/---

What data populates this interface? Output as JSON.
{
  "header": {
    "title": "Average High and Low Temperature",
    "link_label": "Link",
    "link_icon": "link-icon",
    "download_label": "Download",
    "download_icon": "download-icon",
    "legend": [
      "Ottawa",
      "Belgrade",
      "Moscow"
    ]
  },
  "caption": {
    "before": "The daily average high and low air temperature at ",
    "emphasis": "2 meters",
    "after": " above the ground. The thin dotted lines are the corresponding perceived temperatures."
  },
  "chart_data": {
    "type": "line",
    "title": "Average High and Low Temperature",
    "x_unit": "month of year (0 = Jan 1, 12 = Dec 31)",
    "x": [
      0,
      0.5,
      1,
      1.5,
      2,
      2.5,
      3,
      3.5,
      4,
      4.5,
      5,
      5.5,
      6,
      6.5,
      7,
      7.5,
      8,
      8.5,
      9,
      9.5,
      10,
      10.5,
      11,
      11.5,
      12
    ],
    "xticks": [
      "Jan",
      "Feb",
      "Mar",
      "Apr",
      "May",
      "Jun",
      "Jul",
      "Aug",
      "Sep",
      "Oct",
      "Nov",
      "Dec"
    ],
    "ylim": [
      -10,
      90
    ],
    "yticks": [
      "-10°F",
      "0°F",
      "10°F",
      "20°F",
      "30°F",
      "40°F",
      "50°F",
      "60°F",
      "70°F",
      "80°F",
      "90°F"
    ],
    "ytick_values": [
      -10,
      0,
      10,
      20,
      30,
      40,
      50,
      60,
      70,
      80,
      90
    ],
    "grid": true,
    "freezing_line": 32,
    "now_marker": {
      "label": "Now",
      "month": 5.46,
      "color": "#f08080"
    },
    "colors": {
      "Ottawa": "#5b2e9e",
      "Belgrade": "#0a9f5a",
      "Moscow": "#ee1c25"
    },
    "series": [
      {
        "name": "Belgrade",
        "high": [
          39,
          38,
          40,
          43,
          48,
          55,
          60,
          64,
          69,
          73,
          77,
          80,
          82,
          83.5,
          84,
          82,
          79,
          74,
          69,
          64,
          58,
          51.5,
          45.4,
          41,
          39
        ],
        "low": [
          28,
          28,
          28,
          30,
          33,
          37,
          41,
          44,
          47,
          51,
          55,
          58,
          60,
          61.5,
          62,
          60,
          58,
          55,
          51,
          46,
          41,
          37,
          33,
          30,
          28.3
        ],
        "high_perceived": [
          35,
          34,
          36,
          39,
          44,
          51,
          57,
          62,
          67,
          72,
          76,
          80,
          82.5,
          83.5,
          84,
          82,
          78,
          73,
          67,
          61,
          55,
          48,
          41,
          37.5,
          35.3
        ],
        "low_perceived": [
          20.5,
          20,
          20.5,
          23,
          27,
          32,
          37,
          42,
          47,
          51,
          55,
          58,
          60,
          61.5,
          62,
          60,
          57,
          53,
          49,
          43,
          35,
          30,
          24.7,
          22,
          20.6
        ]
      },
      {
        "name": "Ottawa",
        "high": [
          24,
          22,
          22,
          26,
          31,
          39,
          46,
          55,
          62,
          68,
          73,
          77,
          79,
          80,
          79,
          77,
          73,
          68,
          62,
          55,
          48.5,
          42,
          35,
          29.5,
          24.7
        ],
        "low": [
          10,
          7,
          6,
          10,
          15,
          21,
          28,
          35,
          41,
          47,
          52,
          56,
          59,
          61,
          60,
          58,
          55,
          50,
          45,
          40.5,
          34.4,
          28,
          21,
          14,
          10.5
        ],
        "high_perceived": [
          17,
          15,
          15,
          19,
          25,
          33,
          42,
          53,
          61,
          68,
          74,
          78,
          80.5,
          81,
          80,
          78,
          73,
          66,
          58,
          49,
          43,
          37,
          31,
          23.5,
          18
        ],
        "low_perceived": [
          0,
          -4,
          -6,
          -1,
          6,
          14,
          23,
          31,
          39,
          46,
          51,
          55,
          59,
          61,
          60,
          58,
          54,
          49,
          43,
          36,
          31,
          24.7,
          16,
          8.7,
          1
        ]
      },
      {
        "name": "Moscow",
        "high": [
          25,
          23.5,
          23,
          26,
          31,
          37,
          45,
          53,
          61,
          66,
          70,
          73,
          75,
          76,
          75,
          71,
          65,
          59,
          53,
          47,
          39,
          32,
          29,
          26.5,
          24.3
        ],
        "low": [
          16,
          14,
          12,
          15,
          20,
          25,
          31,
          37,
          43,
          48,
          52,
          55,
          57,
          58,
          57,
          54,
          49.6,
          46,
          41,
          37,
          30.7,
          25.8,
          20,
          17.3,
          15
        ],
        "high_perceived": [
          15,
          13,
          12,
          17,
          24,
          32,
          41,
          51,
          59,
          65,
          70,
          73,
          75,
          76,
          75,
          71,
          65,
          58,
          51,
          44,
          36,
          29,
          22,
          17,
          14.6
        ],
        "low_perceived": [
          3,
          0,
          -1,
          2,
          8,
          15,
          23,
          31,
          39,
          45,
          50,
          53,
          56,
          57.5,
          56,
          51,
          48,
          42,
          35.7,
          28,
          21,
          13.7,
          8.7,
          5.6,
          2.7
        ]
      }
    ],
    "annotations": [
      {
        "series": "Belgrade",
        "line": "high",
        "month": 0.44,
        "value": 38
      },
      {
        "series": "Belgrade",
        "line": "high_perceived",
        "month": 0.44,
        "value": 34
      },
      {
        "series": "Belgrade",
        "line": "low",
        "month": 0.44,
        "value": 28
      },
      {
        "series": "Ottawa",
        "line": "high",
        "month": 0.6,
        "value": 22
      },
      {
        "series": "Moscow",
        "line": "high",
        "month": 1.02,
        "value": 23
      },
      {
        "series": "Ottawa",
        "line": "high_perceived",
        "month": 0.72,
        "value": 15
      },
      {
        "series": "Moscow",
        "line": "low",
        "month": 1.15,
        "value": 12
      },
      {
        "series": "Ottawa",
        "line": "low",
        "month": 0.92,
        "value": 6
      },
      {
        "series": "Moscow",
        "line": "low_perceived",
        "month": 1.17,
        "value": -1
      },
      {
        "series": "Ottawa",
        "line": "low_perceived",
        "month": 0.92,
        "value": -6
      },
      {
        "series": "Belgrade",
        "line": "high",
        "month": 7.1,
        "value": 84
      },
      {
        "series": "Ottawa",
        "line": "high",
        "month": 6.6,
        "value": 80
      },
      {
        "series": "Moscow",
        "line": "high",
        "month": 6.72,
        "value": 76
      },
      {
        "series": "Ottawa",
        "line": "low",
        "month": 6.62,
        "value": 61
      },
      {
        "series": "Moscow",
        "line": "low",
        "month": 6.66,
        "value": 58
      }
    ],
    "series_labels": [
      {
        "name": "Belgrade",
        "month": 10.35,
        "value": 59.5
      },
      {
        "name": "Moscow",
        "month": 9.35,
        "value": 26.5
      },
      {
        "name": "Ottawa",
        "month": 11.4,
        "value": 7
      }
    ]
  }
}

\---

## Aim of the task
Each record must be repeated exactly as it is.

## Solution
What data populates this interface? Output as JSON.
{
  "header": {
    "title": "Average High and Low Temperature",
    "link_label": "Link",
    "link_icon": "link-icon",
    "download_label": "Download",
    "download_icon": "download-icon",
    "legend": [
      "Ottawa",
      "Belgrade",
      "Moscow"
    ]
  },
  "caption": {
    "before": "The daily average high and low air temperature at ",
    "emphasis": "2 meters",
    "after": " above the ground. The thin dotted lines are the corresponding perceived temperatures."
  },
  "chart_data": {
    "type": "line",
    "title": "Average High and Low Temperature",
    "x_unit": "month of year (0 = Jan 1, 12 = Dec 31)",
    "x": [
      0,
      0.5,
      1,
      1.5,
      2,
      2.5,
      3,
      3.5,
      4,
      4.5,
      5,
      5.5,
      6,
      6.5,
      7,
      7.5,
      8,
      8.5,
      9,
      9.5,
      10,
      10.5,
      11,
      11.5,
      12
    ],
    "xticks": [
      "Jan",
      "Feb",
      "Mar",
      "Apr",
      "May",
      "Jun",
      "Jul",
      "Aug",
      "Sep",
      "Oct",
      "Nov",
      "Dec"
    ],
    "ylim": [
      -10,
      90
    ],
    "yticks": [
      "-10°F",
      "0°F",
      "10°F",
      "20°F",
      "30°F",
      "40°F",
      "50°F",
      "60°F",
      "70°F",
      "80°F",
      "90°F"
    ],
    "ytick_values": [
      -10,
      0,
      10,
      20,
      30,
      40,
      50,
      60,
      70,
      80,
      90
    ],
    "grid": true,
    "freezing_line": 32,
    "now_marker": {
      "label": "Now",
      "month": 5.46,
      "color": "#f08080"
    },
    "colors": {
      "Ottawa": "#5b2e9e",
      "Belgrade": "#0a9f5a",
      "Moscow": "#ee1c25"
    },
    "series": [
      {
        "name": "Belgrade",
        "high": [
          39,
          38,
          40,
          43,
          48,
          55,
          60,
          64,
          69,
          73,
          77,
          80,
          82,
          83.5,
          84,
          82,
          79,
          74,
          69,
          64,
          58,
          51.5,
          45.4,
          41,
          39
        ],
        "low": [
          28,
          28,
          28,
          30,
          33,
          37,
          41,
          44,
          47,
          51,
          55,
          58,
          60,
          61.5,
          62,
          60,
          58,
          55,
          51,
          46,
          41,
          37,
          33,
          30,
          28.3
        ],
        "high_perceived": [
          35,
          34,
          36,
          39,
          44,
          51,
          57,
          62,
          67,
          72,
          76,
          80,
          82.5,
          83.5,
          84,
          82,
          78,
          73,
          67,
          61,
          55,
          48,
          41,
          37.5,
          35.3
        ],
        "low_perceived": [
          20.5,
          20,
          20.5,
          23,
          27,
          32,
          37,
          42,
          47,
          51,
          55,
          58,
          60,
          61.5,
          62,
          60,
          57,
          53,
          49,
          43,
          35,
          30,
          24.7,
          22,
          20.6
        ]
      },
      {
        "name": "Ottawa",
        "high": [
          24,
          22,
          22,
          26,
          31,
          39,
          46,
          55,
          62,
          68,
          73,
          77,
          79,
          80,
          79,
          77,
          73,
          68,
          62,
          55,
          48.5,
          42,
          35,
          29.5,
          24.7
        ],
        "low": [
          10,
          7,
          6,
          10,
          15,
          21,
          28,
          35,
          41,
          47,
          52,
          56,
          59,
          61,
          60,
          58,
          55,
          50,
          45,
          40.5,
          34.4,
          28,
          21,
          14,
          10.5
        ],
        "high_perceived": [
          17,
          15,
          15,
          19,
          25,
          33,
          42,
          53,
          61,
          68,
          74,
          78,
          80.5,
          81,
          80,
          78,
          73,
          66,
          58,
          49,
          43,
          37,
          31,
          23.5,
          18
        ],
        "low_perceived": [
          0,
          -4,
          -6,
          -1,
          6,
          14,
          23,
          31,
          39,
          46,
          51,
          55,
          59,
          61,
          60,
          58,
          54,
          49,
          43,
          36,
          31,
          24.7,
          16,
          8.7,
          1
        ]
      },
      {
        "name": "Moscow",
        "high": [
          25,
          23.5,
          23,
          26,
          31,
          37,
          45,
          53,
          61,
          66,
          70,
          73,
          75,
          76,
          75,
          71,
          65,
          59,
          53,
          47,
          39,
          32,
          29,
          26.5,
          24.3
        ],
        "low": [
          16,
          14,
          12,
          15,
          20,
          25,
          31,
          37,
          43,
          48,
          52,
          55,
          57,
          58,
          57,
          54,
          49.6,
          46,
          41,
          37,
          30.7,
          25.8,
          20,
          17.3,
          15
        ],
        "high_perceived": [
          15,
          13,
          12,
          17,
          24,
          32,
          41,
          51,
          59,
          65,
          70,
          73,
          75,
          76,
          75,
          71,
          65,
          58,
          51,
          44,
          36,
          29,
          22,
          17,
          14.6
        ],
        "low_perceived": [
          3,
          0,
          -1,
          2,
          8,
          15,
          23,
          31,
          39,
          45,
          50,
          53,
          56,
          57.5,
          56,
          51,
          48,
          42,
          35.7,
          28,
          21,
          13.7,
          8.7,
          5.6,
          2.7
        ]
      }
    ],
    "annotations": [
      {
        "series": "Belgrade",
        "line": "high",
        "month": 0.44,
        "value": 38
      },
      {
        "series": "Belgrade",
        "line": "high_perceived",
        "month": 0.44,
        "value": 34
      },
      {
        "series": "Belgrade",
        "line": "low",
        "month": 0.44,
        "value": 28
      },
      {
        "series": "Ottawa",
        "line": "high",
        "month": 0.6,
        "value": 22
      },
      {
        "series": "Moscow",
        "line": "high",
        "month": 1.02,
        "value": 23
      },
      {
        "series": "Ottawa",
        "line": "high_perceived",
        "month": 0.72,
        "value": 15
      },
      {
        "series": "Moscow",
        "line": "low",
        "month": 1.15,
        "value": 12
      },
      {
        "series": "Ottawa",
        "line": "low",
        "month": 0.92,
        "value": 6
      },
      {
        "series": "Moscow",
        "line": "low_perceived",
        "month": 1.17,
        "value": -1
      },
      {
        "series": "Ottawa",
        "line": "low_perceived",
        "month": 0.92,
        "value": -6
      },
      {
        "series": "Belgrade",
        "line": "high",
        "month": 7.1,
        "value": 84
      },
      {
        "series": "Ottawa",
        "line": "high",
        "month": 6.6,
        "value": 80
      },
      {
        "series": "Moscow",
        "line": "high",
        "month": 6.72,
        "value": 76
      },
      {
        "series": "Ottawa",
        "line": "low",
        "month": 6.62,
        "value": 61
      },
      {
        "series": "Moscow",
        "line": "low",
        "month": 6.66,
        "value": 58
      }
    ],
    "series_labels": [
      {
        "name": "Belgrade",
        "month": 10.35,
        "value": 59.5
      },
      {
        "name": "Moscow",
        "month": 9.35,
        "value": 26.5
      },
      {
        "name": "Ottawa",
        "month": 11.4,
        "value": 7
      }
    ]
  }
}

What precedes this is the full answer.